— BEGIN DATA SUPPLIED —

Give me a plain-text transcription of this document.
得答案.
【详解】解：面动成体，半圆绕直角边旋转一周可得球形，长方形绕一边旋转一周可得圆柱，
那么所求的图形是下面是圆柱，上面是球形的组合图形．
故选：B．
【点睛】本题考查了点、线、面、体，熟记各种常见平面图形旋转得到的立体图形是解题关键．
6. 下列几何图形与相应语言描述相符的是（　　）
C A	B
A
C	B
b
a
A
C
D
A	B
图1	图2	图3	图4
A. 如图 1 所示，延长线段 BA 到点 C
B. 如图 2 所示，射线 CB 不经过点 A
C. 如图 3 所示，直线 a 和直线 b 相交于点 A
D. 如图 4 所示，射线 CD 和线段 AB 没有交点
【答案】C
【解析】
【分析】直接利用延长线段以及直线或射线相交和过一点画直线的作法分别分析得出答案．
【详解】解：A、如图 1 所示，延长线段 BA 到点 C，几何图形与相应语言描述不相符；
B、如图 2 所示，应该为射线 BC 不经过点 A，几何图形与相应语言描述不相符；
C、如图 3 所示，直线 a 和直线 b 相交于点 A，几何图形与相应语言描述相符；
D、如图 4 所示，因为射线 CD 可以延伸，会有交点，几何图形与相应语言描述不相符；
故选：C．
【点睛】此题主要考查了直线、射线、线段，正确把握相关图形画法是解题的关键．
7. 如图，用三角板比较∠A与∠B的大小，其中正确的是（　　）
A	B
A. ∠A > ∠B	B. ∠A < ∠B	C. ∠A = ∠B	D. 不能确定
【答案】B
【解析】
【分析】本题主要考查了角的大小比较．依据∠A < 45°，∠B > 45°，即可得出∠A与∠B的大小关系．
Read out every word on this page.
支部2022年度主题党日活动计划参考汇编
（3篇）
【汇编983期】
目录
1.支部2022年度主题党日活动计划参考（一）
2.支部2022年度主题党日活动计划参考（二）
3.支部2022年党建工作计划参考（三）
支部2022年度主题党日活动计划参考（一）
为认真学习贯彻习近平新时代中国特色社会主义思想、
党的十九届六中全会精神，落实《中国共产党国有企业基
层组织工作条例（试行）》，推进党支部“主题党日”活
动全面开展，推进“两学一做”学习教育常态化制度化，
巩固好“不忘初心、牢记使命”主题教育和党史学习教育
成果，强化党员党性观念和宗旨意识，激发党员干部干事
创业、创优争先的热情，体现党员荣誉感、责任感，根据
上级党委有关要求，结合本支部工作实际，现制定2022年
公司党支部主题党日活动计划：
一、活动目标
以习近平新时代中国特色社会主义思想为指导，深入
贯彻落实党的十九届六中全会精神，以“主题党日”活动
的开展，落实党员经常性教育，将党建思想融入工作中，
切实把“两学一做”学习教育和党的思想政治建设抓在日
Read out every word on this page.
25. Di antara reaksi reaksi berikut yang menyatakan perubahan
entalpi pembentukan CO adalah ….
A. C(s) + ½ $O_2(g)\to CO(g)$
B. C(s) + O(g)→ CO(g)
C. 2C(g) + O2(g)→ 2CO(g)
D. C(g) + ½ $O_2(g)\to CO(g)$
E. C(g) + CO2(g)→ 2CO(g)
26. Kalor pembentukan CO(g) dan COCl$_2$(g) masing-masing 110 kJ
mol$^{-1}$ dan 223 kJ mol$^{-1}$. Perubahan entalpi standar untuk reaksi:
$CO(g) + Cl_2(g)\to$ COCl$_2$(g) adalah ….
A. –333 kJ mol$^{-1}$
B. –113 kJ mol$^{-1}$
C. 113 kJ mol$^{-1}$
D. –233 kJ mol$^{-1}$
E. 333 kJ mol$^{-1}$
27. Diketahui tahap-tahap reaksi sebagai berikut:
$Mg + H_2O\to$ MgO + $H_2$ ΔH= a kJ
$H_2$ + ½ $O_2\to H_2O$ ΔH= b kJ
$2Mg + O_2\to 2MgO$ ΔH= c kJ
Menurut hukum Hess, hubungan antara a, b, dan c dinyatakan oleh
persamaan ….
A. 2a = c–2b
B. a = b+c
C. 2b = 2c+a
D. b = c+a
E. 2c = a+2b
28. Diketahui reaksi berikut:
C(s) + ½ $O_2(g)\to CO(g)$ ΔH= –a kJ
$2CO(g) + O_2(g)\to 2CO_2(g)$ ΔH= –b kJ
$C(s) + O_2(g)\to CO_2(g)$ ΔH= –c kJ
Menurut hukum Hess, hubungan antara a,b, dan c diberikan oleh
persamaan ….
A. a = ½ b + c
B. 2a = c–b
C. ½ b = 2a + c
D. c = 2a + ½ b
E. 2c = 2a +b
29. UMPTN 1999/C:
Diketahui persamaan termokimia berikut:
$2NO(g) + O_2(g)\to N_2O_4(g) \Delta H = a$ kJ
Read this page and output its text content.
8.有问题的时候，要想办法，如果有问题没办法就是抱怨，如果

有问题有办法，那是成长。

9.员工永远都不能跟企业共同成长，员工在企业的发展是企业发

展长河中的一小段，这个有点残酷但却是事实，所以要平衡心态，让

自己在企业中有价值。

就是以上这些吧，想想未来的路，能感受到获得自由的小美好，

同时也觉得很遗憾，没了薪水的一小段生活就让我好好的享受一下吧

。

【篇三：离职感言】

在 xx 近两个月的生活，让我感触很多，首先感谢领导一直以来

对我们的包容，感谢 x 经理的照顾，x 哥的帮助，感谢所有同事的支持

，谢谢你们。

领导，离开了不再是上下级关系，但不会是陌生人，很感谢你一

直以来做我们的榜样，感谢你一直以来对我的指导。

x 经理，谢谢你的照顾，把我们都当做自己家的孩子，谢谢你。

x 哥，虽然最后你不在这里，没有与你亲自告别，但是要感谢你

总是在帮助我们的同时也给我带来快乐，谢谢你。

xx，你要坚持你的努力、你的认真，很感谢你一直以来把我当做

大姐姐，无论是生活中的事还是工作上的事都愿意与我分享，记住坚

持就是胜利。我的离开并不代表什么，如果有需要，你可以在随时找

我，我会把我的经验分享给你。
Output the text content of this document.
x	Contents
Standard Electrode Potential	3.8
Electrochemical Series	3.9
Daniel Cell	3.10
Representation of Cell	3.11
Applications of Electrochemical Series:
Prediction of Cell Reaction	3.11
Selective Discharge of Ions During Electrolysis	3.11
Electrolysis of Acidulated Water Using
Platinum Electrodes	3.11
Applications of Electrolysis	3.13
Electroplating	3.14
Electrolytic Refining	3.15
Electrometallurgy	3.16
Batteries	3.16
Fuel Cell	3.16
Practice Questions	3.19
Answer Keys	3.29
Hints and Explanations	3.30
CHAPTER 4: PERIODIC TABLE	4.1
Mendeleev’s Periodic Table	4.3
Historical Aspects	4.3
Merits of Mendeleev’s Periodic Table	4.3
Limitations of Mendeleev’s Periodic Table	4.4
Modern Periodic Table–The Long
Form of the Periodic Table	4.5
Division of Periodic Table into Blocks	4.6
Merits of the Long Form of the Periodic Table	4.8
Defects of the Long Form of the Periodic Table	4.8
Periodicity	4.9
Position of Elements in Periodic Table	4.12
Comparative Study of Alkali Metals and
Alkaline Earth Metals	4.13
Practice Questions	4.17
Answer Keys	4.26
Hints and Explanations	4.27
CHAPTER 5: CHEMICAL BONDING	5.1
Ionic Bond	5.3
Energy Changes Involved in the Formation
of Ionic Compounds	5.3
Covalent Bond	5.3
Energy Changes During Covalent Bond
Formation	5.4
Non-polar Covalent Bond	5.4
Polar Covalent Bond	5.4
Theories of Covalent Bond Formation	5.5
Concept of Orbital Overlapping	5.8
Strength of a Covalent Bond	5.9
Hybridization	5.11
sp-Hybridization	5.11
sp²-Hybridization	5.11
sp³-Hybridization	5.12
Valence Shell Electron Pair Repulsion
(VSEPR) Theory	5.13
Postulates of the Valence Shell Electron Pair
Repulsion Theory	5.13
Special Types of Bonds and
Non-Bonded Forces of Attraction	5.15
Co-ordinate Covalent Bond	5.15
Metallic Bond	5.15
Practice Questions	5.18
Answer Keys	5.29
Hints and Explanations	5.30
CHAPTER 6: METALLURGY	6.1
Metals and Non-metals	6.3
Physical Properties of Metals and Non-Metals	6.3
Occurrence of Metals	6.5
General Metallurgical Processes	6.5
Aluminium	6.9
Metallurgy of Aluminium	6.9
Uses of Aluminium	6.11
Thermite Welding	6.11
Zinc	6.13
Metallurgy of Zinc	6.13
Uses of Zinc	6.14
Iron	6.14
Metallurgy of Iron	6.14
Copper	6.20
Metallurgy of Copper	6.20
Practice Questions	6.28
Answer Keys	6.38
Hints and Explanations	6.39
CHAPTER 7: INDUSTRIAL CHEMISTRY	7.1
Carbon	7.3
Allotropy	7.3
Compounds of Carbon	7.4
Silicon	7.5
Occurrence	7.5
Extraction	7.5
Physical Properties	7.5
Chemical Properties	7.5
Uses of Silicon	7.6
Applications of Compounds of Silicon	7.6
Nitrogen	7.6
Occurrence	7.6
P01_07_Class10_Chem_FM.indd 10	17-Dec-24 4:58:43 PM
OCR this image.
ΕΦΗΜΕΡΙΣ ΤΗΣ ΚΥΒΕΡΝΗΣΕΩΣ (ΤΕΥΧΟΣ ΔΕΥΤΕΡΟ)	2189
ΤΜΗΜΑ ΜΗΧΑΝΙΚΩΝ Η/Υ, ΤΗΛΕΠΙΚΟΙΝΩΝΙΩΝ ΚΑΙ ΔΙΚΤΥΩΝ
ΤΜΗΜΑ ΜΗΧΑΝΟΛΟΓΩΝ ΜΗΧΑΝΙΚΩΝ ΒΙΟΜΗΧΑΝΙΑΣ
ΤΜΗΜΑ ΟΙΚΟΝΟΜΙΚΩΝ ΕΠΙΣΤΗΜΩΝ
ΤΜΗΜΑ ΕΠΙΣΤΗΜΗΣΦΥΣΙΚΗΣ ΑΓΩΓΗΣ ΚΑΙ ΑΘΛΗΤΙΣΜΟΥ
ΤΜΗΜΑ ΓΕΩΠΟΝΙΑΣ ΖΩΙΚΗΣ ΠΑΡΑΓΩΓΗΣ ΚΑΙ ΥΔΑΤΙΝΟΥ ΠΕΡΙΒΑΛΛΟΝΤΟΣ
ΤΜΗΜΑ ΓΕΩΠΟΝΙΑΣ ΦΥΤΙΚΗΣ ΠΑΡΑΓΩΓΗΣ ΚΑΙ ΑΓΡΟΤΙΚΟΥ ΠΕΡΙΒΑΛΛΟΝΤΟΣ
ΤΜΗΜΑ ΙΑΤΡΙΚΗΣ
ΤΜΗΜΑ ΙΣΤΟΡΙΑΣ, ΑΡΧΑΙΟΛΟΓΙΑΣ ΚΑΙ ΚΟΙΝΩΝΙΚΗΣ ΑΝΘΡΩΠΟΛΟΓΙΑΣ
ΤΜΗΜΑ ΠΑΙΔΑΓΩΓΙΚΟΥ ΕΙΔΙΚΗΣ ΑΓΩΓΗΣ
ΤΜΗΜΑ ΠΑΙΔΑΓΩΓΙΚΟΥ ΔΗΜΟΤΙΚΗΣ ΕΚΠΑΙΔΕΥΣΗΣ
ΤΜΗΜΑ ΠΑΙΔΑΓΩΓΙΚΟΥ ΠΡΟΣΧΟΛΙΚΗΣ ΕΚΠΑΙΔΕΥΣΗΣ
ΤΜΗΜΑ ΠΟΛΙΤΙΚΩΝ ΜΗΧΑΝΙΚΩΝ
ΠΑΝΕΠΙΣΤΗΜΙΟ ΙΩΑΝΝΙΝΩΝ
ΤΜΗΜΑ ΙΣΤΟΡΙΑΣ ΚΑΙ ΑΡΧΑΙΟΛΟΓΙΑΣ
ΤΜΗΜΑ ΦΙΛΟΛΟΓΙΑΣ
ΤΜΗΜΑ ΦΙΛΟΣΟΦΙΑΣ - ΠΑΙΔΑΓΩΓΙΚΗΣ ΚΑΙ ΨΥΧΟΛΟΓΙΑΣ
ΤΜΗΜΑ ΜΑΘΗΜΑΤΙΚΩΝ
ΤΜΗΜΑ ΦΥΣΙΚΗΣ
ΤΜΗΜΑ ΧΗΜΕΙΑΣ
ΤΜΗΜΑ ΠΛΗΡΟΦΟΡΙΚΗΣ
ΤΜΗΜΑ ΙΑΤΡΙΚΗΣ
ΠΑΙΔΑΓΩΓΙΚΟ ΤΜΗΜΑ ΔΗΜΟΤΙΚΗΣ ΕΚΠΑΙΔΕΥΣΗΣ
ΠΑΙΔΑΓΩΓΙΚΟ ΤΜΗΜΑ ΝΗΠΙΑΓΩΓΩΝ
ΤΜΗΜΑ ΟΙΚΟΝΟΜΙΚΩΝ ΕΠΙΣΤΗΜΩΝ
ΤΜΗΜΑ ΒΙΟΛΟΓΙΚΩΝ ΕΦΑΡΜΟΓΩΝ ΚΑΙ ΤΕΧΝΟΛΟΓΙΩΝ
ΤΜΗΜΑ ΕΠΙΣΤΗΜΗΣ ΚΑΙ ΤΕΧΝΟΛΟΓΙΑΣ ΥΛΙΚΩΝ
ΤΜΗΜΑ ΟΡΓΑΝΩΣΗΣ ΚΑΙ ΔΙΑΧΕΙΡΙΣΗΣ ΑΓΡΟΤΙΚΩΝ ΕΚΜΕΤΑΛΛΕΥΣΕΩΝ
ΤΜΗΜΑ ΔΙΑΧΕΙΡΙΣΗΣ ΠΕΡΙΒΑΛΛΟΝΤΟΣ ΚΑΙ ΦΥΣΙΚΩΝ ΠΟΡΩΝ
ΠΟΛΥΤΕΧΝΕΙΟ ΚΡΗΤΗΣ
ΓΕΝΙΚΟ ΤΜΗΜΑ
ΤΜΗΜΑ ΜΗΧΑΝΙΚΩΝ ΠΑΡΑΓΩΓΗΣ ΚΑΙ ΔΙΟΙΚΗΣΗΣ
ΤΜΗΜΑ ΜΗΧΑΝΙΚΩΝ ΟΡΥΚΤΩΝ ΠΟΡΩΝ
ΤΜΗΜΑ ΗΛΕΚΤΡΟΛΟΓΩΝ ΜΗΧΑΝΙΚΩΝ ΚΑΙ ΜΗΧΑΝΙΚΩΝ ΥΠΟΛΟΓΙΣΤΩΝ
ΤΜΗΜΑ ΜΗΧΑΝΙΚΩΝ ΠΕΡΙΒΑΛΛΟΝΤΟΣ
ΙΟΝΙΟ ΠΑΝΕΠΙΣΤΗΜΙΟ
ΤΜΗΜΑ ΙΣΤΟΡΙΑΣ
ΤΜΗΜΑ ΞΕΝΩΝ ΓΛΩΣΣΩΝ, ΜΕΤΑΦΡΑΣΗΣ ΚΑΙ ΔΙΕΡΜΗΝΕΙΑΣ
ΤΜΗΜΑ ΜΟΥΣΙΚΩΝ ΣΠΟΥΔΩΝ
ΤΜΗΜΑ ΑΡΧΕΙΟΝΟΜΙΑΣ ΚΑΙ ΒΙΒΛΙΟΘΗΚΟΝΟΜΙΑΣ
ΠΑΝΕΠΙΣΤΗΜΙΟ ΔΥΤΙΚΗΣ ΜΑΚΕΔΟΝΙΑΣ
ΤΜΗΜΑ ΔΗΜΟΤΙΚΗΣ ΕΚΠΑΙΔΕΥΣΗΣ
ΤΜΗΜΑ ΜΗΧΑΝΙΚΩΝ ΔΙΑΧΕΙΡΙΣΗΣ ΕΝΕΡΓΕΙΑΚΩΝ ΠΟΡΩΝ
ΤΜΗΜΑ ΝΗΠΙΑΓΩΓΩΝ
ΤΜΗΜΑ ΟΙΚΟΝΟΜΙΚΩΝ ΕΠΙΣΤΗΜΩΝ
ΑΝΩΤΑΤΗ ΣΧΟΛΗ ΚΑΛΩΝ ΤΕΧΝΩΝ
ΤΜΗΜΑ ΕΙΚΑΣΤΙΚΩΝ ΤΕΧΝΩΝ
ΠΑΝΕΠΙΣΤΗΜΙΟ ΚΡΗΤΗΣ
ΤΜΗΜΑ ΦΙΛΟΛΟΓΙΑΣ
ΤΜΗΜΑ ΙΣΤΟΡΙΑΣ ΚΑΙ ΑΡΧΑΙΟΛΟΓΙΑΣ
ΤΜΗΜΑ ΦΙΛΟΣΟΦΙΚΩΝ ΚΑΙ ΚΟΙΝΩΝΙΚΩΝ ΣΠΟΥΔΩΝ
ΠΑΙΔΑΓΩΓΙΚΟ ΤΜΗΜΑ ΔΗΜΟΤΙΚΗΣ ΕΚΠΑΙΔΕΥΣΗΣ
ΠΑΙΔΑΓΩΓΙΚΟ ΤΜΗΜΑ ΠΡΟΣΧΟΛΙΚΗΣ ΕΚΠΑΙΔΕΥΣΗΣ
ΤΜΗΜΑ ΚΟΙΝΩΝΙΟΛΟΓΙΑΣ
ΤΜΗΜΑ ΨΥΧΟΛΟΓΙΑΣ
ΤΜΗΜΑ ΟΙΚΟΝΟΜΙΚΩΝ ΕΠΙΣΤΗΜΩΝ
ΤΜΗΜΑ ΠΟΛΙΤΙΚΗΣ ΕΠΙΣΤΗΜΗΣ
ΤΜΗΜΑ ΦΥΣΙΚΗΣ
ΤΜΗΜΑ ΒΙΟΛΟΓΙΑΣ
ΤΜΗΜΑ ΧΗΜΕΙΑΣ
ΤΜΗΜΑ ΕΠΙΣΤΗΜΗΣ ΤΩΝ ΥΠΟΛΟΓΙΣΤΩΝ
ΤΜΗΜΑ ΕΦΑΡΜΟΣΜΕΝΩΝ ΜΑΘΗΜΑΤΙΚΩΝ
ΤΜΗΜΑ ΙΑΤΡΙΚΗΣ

— END DATA SUPPLIED —

PROBLEM TO SOLVE:
Pull out all lines from the listing that contain the string "Zinc".

RESULT FOR THIS EXERCISE:
Zinc	6.13
Metallurgy of Zinc	6.13
Uses of Zinc	6.14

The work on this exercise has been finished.